(PROVIDED RECORDS)
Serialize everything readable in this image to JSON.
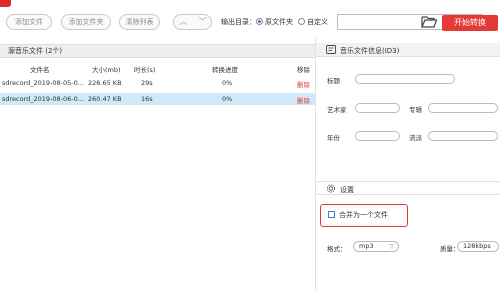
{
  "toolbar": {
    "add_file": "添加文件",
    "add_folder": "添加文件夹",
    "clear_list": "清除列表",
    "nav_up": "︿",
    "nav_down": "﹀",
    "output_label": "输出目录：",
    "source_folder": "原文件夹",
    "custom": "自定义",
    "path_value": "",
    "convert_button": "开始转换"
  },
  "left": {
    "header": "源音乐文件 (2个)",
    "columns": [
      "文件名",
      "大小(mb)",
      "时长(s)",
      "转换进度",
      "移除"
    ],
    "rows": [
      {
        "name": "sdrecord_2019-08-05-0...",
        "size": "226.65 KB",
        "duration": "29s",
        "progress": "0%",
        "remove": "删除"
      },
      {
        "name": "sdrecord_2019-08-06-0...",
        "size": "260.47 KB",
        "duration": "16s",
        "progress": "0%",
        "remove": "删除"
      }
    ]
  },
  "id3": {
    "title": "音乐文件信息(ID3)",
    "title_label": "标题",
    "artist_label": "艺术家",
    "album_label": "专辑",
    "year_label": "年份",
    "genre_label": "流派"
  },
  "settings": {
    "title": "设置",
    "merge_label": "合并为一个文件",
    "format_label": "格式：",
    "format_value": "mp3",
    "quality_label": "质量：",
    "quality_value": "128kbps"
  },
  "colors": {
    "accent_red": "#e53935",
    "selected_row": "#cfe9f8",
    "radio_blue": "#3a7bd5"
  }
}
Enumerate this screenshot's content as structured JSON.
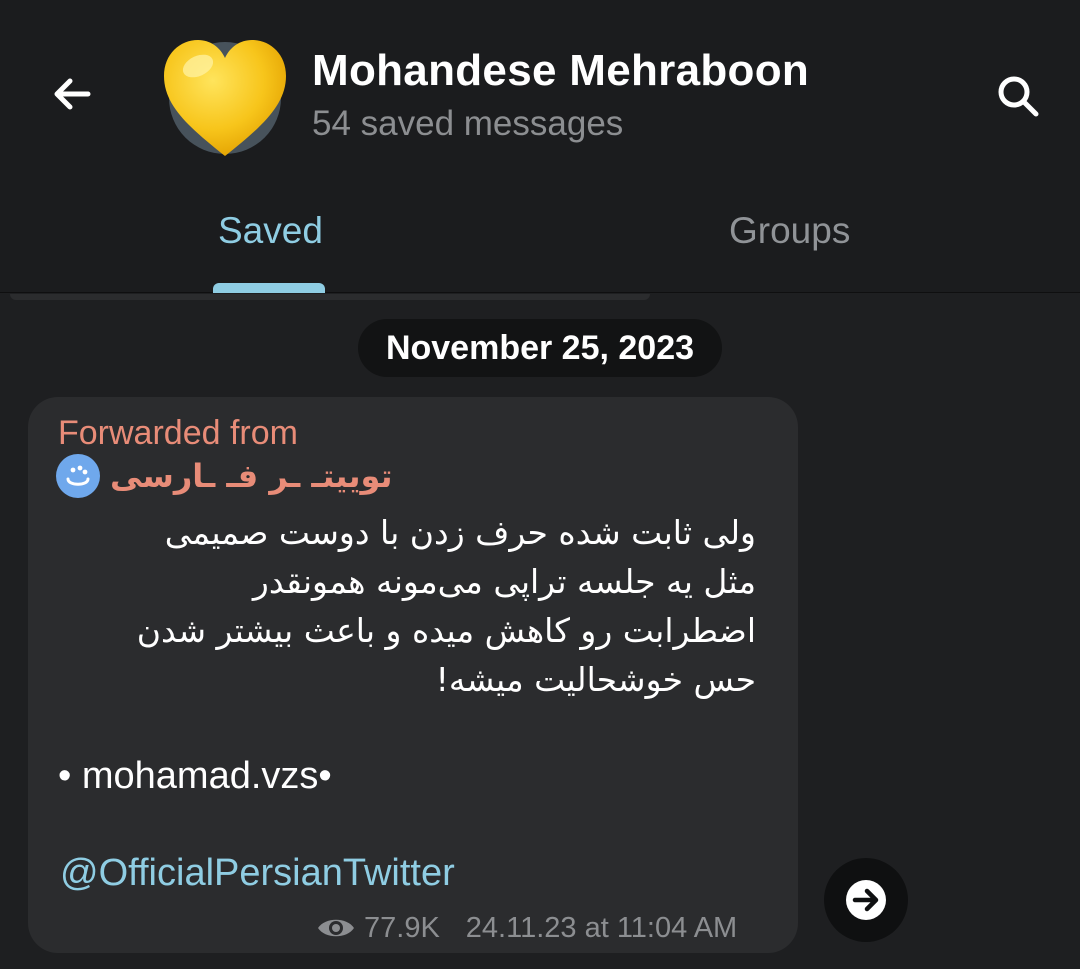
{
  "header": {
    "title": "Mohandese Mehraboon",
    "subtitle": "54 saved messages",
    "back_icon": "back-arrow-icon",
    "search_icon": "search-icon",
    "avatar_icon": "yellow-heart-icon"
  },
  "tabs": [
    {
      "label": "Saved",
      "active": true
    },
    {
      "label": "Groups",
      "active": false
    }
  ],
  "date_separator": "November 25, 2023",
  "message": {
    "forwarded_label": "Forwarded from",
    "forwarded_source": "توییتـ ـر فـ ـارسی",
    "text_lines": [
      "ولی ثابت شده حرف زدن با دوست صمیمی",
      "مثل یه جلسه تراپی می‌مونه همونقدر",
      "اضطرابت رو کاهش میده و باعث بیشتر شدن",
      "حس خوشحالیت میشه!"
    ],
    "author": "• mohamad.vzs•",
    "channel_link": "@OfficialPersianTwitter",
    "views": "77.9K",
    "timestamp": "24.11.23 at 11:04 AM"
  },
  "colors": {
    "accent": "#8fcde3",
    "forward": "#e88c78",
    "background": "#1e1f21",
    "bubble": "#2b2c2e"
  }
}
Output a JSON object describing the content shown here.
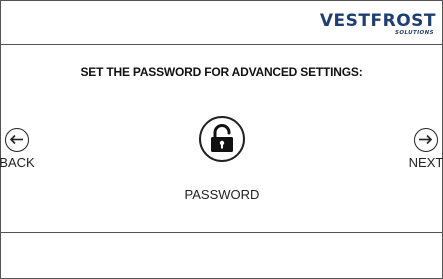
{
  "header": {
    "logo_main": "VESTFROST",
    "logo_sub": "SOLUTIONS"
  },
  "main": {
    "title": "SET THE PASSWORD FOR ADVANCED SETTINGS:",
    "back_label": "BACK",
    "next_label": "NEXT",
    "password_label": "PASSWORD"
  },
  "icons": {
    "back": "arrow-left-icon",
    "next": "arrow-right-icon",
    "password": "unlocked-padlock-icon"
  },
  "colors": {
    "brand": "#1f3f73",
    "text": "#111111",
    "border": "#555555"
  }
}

(WHAT TO DO) Transcribe the full listing character for character. Pictures are excluded.

(RESULT OF THE TASK)
Serialize everything readable in this image to JSON.
{
  "toolbar": {
    "add_file": "添加文件",
    "add_folder": "添加文件夹",
    "clear_list": "清除列表",
    "nav_up": "︿",
    "nav_down": "﹀",
    "output_label": "输出目录：",
    "source_folder": "原文件夹",
    "custom": "自定义",
    "path_value": "",
    "convert_button": "开始转换"
  },
  "left": {
    "header": "源音乐文件 (2个)",
    "columns": [
      "文件名",
      "大小(mb)",
      "时长(s)",
      "转换进度",
      "移除"
    ],
    "rows": [
      {
        "name": "sdrecord_2019-08-05-0...",
        "size": "226.65 KB",
        "duration": "29s",
        "progress": "0%",
        "remove": "删除"
      },
      {
        "name": "sdrecord_2019-08-06-0...",
        "size": "260.47 KB",
        "duration": "16s",
        "progress": "0%",
        "remove": "删除"
      }
    ]
  },
  "id3": {
    "title": "音乐文件信息(ID3)",
    "title_label": "标题",
    "artist_label": "艺术家",
    "album_label": "专辑",
    "year_label": "年份",
    "genre_label": "流派"
  },
  "settings": {
    "title": "设置",
    "merge_label": "合并为一个文件",
    "format_label": "格式：",
    "format_value": "mp3",
    "quality_label": "质量：",
    "quality_value": "128kbps"
  },
  "colors": {
    "accent_red": "#e53935",
    "selected_row": "#cfe9f8",
    "radio_blue": "#3a7bd5"
  }
}
Enumerate this screenshot's content as structured JSON.
{
  "header": {
    "title": "Mohandese Mehraboon",
    "subtitle": "54 saved messages",
    "back_icon": "back-arrow-icon",
    "search_icon": "search-icon",
    "avatar_icon": "yellow-heart-icon"
  },
  "tabs": [
    {
      "label": "Saved",
      "active": true
    },
    {
      "label": "Groups",
      "active": false
    }
  ],
  "date_separator": "November 25, 2023",
  "message": {
    "forwarded_label": "Forwarded from",
    "forwarded_source": "توییتـ ـر فـ ـارسی",
    "text_lines": [
      "ولی ثابت شده حرف زدن با دوست صمیمی",
      "مثل یه جلسه تراپی می‌مونه همونقدر",
      "اضطرابت رو کاهش میده و باعث بیشتر شدن",
      "حس خوشحالیت میشه!"
    ],
    "author": "• mohamad.vzs•",
    "channel_link": "@OfficialPersianTwitter",
    "views": "77.9K",
    "timestamp": "24.11.23 at 11:04 AM"
  },
  "colors": {
    "accent": "#8fcde3",
    "forward": "#e88c78",
    "background": "#1e1f21",
    "bubble": "#2b2c2e"
  }
}
Output a JSON object describing the content shown here.
{
  "header": {
    "logo_main": "VESTFROST",
    "logo_sub": "SOLUTIONS"
  },
  "main": {
    "title": "SET THE PASSWORD FOR ADVANCED SETTINGS:",
    "back_label": "BACK",
    "next_label": "NEXT",
    "password_label": "PASSWORD"
  },
  "icons": {
    "back": "arrow-left-icon",
    "next": "arrow-right-icon",
    "password": "unlocked-padlock-icon"
  },
  "colors": {
    "brand": "#1f3f73",
    "text": "#111111",
    "border": "#555555"
  }
}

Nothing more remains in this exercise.